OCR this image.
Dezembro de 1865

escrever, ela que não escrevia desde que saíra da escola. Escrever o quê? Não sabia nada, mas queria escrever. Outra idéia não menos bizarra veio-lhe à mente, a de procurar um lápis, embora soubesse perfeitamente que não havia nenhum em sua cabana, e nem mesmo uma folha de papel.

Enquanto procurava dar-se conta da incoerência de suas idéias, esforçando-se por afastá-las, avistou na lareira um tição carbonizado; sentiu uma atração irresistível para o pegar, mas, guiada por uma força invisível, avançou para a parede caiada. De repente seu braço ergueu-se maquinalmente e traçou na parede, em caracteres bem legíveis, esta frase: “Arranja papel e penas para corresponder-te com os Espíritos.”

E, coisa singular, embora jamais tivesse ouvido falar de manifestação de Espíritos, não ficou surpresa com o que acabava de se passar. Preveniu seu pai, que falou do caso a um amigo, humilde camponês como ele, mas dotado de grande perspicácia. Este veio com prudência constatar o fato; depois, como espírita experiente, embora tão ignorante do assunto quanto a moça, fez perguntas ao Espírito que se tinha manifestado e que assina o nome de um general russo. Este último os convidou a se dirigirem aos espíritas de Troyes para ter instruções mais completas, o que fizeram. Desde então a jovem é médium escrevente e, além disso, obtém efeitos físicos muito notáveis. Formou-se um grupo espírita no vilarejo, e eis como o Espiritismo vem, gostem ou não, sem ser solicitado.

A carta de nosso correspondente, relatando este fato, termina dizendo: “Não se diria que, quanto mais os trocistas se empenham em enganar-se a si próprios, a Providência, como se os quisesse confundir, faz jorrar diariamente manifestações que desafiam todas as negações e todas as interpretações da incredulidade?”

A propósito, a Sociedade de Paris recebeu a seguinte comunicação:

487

--------------------

- Aim of the exercise
Each line above that includes "como" should be shown.

- Response to this task
E, coisa singular, embora jamais tivesse ouvido falar de manifestação de Espíritos, não ficou surpresa com o que acabava de se passar. Preveniu seu pai, que falou do caso a um amigo, humilde camponês como ele, mas dotado de grande perspicácia. Este veio com prudência constatar o fato; depois, como espírita experiente, embora tão ignorante do assunto quanto a moça, fez perguntas ao Espírito que se tinha manifestado e que assina o nome de um general russo. Este último os convidou a se dirigirem aos espíritas de Troyes para ter instruções mais completas, o que fizeram. Desde então a jovem é médium escrevente e, além disso, obtém efeitos físicos muito notáveis. Formou-se um grupo espírita no vilarejo, e eis como o Espiritismo vem, gostem ou não, sem ser solicitado.
A carta de nosso correspondente, relatando este fato, termina dizendo: “Não se diria que, quanto mais os trocistas se empenham em enganar-se a si próprios, a Providência, como se os quisesse confundir, faz jorrar diariamente manifestações que desafiam todas as negações e todas as interpretações da incredulidade?”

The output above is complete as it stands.